→ Your instructions
Repeat all of the material exactly as given.

------

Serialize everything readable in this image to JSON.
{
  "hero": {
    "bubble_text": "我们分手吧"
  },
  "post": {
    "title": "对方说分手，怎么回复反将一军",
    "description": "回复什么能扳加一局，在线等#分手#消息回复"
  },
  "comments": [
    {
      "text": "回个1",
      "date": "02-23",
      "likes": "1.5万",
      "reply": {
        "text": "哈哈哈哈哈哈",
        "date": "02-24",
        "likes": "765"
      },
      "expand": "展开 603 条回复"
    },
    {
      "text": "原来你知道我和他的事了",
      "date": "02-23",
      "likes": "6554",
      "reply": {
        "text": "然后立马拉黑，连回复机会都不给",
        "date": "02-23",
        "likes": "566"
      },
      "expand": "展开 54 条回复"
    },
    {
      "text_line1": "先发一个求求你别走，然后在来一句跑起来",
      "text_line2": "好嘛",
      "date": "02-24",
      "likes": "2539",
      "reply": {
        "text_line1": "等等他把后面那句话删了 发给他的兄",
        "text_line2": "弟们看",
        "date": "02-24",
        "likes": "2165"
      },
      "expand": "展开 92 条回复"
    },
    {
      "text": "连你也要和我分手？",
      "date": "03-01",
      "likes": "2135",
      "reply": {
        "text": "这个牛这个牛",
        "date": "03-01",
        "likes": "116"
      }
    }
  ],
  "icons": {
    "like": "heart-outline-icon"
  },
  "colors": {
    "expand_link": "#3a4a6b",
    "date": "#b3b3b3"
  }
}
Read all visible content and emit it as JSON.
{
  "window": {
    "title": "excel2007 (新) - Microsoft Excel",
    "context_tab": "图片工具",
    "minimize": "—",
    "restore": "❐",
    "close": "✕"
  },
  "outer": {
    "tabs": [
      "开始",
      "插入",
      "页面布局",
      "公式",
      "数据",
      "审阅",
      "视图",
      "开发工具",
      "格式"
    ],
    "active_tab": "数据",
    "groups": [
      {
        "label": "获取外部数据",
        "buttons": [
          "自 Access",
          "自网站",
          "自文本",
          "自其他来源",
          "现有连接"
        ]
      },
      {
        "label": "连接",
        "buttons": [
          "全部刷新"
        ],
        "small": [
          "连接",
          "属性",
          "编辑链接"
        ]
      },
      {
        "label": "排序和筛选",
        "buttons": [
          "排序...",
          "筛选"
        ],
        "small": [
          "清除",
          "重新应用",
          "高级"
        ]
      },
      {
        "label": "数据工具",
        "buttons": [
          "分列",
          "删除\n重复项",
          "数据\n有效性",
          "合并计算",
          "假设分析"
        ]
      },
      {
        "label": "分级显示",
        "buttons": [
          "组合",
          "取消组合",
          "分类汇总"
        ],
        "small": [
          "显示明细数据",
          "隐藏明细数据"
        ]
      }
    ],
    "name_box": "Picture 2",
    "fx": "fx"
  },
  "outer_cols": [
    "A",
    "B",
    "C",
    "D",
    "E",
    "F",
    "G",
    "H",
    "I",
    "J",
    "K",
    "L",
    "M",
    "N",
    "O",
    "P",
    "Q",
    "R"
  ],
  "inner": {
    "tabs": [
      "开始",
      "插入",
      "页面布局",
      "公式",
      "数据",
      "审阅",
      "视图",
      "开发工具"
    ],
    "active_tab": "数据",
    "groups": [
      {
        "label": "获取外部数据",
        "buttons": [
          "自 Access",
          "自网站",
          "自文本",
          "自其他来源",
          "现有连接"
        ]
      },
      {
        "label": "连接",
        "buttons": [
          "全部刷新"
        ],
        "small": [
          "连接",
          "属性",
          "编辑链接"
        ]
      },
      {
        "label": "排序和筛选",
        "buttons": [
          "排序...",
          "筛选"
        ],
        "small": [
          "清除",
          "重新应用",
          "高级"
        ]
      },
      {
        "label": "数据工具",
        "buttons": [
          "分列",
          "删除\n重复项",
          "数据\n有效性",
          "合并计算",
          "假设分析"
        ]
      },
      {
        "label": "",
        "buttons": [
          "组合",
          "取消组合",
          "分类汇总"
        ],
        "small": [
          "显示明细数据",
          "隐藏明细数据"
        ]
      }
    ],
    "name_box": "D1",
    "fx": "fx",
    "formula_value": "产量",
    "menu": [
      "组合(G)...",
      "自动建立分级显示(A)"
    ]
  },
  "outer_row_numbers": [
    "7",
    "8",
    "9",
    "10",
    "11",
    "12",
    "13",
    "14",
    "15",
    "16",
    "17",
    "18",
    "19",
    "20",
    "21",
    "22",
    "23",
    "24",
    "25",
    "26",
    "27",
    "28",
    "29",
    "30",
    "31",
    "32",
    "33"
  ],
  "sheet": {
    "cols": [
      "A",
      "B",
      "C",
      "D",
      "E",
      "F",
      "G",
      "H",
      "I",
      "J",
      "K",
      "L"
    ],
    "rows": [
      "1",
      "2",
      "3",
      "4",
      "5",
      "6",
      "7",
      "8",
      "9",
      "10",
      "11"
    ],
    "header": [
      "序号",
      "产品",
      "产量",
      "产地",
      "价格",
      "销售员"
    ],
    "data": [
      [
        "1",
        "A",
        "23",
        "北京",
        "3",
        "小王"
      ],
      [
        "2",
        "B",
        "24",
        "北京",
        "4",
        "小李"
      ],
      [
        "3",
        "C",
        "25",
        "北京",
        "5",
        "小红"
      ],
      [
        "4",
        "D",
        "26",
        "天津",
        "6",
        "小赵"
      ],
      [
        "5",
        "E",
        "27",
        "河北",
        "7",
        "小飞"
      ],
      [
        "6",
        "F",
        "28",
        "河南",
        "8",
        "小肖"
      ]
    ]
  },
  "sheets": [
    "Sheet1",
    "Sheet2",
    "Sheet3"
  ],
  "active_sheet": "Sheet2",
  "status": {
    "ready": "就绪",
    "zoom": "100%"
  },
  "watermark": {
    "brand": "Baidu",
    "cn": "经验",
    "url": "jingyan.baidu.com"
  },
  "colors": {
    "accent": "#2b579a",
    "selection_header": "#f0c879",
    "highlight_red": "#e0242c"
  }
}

------

→ Answer in full
Serialize everything readable in this image to JSON.
{
  "hero": {
    "bubble_text": "我们分手吧"
  },
  "post": {
    "title": "对方说分手，怎么回复反将一军",
    "description": "回复什么能扳加一局，在线等#分手#消息回复"
  },
  "comments": [
    {
      "text": "回个1",
      "date": "02-23",
      "likes": "1.5万",
      "reply": {
        "text": "哈哈哈哈哈哈",
        "date": "02-24",
        "likes": "765"
      },
      "expand": "展开 603 条回复"
    },
    {
      "text": "原来你知道我和他的事了",
      "date": "02-23",
      "likes": "6554",
      "reply": {
        "text": "然后立马拉黑，连回复机会都不给",
        "date": "02-23",
        "likes": "566"
      },
      "expand": "展开 54 条回复"
    },
    {
      "text_line1": "先发一个求求你别走，然后在来一句跑起来",
      "text_line2": "好嘛",
      "date": "02-24",
      "likes": "2539",
      "reply": {
        "text_line1": "等等他把后面那句话删了 发给他的兄",
        "text_line2": "弟们看",
        "date": "02-24",
        "likes": "2165"
      },
      "expand": "展开 92 条回复"
    },
    {
      "text": "连你也要和我分手？",
      "date": "03-01",
      "likes": "2135",
      "reply": {
        "text": "这个牛这个牛",
        "date": "03-01",
        "likes": "116"
      }
    }
  ],
  "icons": {
    "like": "heart-outline-icon"
  },
  "colors": {
    "expand_link": "#3a4a6b",
    "date": "#b3b3b3"
  }
}
Read all visible content and emit it as JSON.
{
  "window": {
    "title": "excel2007 (新) - Microsoft Excel",
    "context_tab": "图片工具",
    "minimize": "—",
    "restore": "❐",
    "close": "✕"
  },
  "outer": {
    "tabs": [
      "开始",
      "插入",
      "页面布局",
      "公式",
      "数据",
      "审阅",
      "视图",
      "开发工具",
      "格式"
    ],
    "active_tab": "数据",
    "groups": [
      {
        "label": "获取外部数据",
        "buttons": [
          "自 Access",
          "自网站",
          "自文本",
          "自其他来源",
          "现有连接"
        ]
      },
      {
        "label": "连接",
        "buttons": [
          "全部刷新"
        ],
        "small": [
          "连接",
          "属性",
          "编辑链接"
        ]
      },
      {
        "label": "排序和筛选",
        "buttons": [
          "排序...",
          "筛选"
        ],
        "small": [
          "清除",
          "重新应用",
          "高级"
        ]
      },
      {
        "label": "数据工具",
        "buttons": [
          "分列",
          "删除\n重复项",
          "数据\n有效性",
          "合并计算",
          "假设分析"
        ]
      },
      {
        "label": "分级显示",
        "buttons": [
          "组合",
          "取消组合",
          "分类汇总"
        ],
        "small": [
          "显示明细数据",
          "隐藏明细数据"
        ]
      }
    ],
    "name_box": "Picture 2",
    "fx": "fx"
  },
  "outer_cols": [
    "A",
    "B",
    "C",
    "D",
    "E",
    "F",
    "G",
    "H",
    "I",
    "J",
    "K",
    "L",
    "M",
    "N",
    "O",
    "P",
    "Q",
    "R"
  ],
  "inner": {
    "tabs": [
      "开始",
      "插入",
      "页面布局",
      "公式",
      "数据",
      "审阅",
      "视图",
      "开发工具"
    ],
    "active_tab": "数据",
    "groups": [
      {
        "label": "获取外部数据",
        "buttons": [
          "自 Access",
          "自网站",
          "自文本",
          "自其他来源",
          "现有连接"
        ]
      },
      {
        "label": "连接",
        "buttons": [
          "全部刷新"
        ],
        "small": [
          "连接",
          "属性",
          "编辑链接"
        ]
      },
      {
        "label": "排序和筛选",
        "buttons": [
          "排序...",
          "筛选"
        ],
        "small": [
          "清除",
          "重新应用",
          "高级"
        ]
      },
      {
        "label": "数据工具",
        "buttons": [
          "分列",
          "删除\n重复项",
          "数据\n有效性",
          "合并计算",
          "假设分析"
        ]
      },
      {
        "label": "",
        "buttons": [
          "组合",
          "取消组合",
          "分类汇总"
        ],
        "small": [
          "显示明细数据",
          "隐藏明细数据"
        ]
      }
    ],
    "name_box": "D1",
    "fx": "fx",
    "formula_value": "产量",
    "menu": [
      "组合(G)...",
      "自动建立分级显示(A)"
    ]
  },
  "outer_row_numbers": [
    "7",
    "8",
    "9",
    "10",
    "11",
    "12",
    "13",
    "14",
    "15",
    "16",
    "17",
    "18",
    "19",
    "20",
    "21",
    "22",
    "23",
    "24",
    "25",
    "26",
    "27",
    "28",
    "29",
    "30",
    "31",
    "32",
    "33"
  ],
  "sheet": {
    "cols": [
      "A",
      "B",
      "C",
      "D",
      "E",
      "F",
      "G",
      "H",
      "I",
      "J",
      "K",
      "L"
    ],
    "rows": [
      "1",
      "2",
      "3",
      "4",
      "5",
      "6",
      "7",
      "8",
      "9",
      "10",
      "11"
    ],
    "header": [
      "序号",
      "产品",
      "产量",
      "产地",
      "价格",
      "销售员"
    ],
    "data": [
      [
        "1",
        "A",
        "23",
        "北京",
        "3",
        "小王"
      ],
      [
        "2",
        "B",
        "24",
        "北京",
        "4",
        "小李"
      ],
      [
        "3",
        "C",
        "25",
        "北京",
        "5",
        "小红"
      ],
      [
        "4",
        "D",
        "26",
        "天津",
        "6",
        "小赵"
      ],
      [
        "5",
        "E",
        "27",
        "河北",
        "7",
        "小飞"
      ],
      [
        "6",
        "F",
        "28",
        "河南",
        "8",
        "小肖"
      ]
    ]
  },
  "sheets": [
    "Sheet1",
    "Sheet2",
    "Sheet3"
  ],
  "active_sheet": "Sheet2",
  "status": {
    "ready": "就绪",
    "zoom": "100%"
  },
  "watermark": {
    "brand": "Baidu",
    "cn": "经验",
    "url": "jingyan.baidu.com"
  },
  "colors": {
    "accent": "#2b579a",
    "selection_header": "#f0c879",
    "highlight_red": "#e0242c"
  }
}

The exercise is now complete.